» **Requirement**:
Locate all lines with the word "facebook" and copy them out.

» **Provided records**:
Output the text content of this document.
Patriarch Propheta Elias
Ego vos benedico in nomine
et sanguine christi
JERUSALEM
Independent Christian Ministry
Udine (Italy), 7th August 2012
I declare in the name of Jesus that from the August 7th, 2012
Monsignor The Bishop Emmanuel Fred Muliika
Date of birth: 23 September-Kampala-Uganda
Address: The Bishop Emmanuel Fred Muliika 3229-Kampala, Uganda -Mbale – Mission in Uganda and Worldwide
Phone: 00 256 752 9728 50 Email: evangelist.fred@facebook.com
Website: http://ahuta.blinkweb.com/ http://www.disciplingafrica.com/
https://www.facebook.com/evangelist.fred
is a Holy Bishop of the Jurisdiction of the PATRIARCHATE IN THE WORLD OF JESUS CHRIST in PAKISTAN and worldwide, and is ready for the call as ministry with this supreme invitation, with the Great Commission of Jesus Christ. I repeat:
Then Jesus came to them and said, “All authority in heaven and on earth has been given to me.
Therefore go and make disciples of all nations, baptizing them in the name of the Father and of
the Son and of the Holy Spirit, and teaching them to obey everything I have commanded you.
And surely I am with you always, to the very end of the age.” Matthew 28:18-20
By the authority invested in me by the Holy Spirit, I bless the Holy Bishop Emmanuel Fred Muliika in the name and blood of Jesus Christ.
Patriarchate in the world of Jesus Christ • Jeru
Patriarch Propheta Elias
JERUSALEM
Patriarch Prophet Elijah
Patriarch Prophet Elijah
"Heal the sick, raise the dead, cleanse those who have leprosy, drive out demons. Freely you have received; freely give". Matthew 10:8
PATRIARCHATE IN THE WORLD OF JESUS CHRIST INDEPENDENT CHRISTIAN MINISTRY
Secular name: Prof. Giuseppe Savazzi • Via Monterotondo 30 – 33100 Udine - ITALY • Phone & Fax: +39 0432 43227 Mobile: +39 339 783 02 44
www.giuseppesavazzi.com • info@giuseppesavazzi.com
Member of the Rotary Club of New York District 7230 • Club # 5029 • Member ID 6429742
---
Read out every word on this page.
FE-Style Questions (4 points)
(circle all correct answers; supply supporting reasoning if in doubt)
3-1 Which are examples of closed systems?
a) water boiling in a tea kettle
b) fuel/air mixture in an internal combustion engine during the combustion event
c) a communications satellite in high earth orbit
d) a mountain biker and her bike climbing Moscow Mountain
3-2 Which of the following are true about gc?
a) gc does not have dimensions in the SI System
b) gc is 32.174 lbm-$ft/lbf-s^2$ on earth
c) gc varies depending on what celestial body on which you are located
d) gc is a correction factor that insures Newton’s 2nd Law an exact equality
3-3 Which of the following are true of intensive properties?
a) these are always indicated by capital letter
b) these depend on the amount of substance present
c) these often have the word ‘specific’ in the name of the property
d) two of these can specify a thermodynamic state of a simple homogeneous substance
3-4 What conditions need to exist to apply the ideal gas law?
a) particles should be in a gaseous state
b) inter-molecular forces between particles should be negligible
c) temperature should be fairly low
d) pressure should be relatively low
==
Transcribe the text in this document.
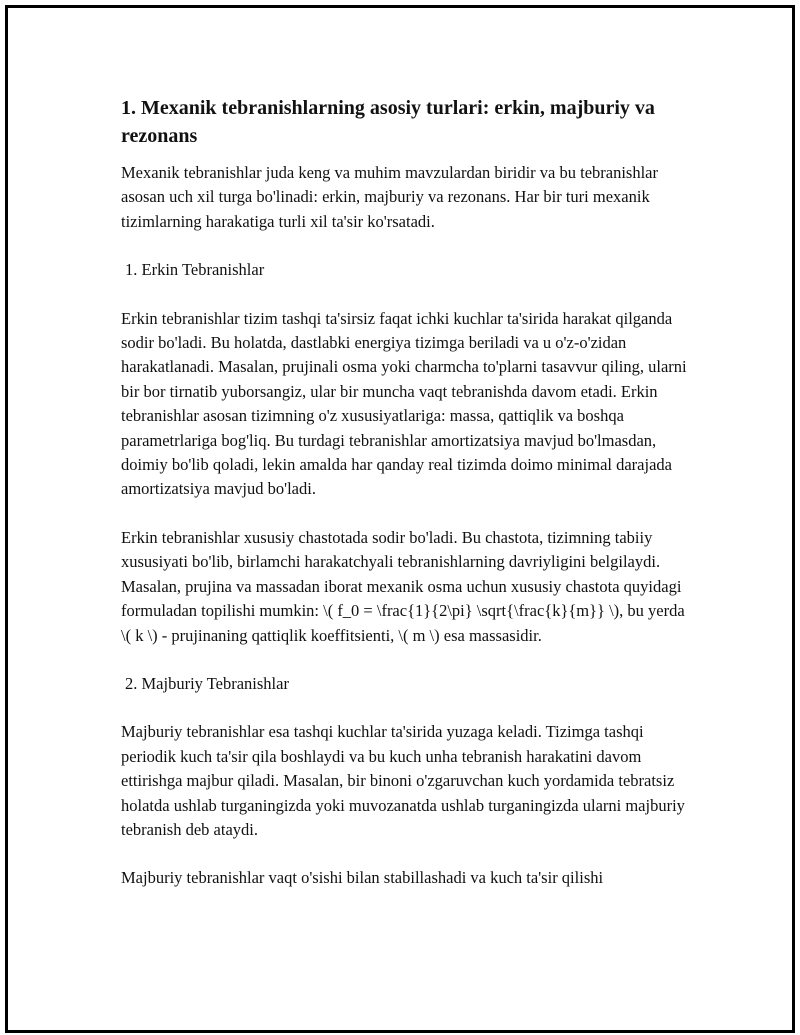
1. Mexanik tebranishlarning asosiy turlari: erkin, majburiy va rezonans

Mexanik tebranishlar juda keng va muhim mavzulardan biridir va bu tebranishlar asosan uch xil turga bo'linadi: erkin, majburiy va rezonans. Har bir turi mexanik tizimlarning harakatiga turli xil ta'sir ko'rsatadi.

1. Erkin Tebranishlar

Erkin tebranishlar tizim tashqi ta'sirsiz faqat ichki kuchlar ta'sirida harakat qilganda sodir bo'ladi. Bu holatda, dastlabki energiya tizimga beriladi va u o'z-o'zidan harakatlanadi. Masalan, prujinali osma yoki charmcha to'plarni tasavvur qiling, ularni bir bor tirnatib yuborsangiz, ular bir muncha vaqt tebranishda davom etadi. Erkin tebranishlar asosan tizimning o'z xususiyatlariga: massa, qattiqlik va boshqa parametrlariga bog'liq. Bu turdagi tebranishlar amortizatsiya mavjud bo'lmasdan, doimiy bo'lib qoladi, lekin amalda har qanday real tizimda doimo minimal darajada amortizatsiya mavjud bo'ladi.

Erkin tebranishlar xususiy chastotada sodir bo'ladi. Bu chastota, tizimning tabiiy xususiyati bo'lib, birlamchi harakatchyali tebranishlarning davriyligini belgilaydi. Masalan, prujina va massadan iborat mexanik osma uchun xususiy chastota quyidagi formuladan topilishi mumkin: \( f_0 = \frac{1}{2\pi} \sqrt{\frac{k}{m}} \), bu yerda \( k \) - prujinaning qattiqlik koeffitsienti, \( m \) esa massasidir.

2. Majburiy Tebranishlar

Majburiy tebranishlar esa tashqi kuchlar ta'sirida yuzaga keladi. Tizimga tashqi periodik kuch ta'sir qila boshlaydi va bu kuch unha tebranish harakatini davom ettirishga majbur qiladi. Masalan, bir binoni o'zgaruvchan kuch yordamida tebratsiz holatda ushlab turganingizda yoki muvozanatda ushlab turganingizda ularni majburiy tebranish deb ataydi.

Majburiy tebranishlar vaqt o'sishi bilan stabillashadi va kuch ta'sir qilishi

» **Answer to the problem**:
Phone: 00 256 752 9728 50 Email: evangelist.fred@facebook.com
https://www.facebook.com/evangelist.fred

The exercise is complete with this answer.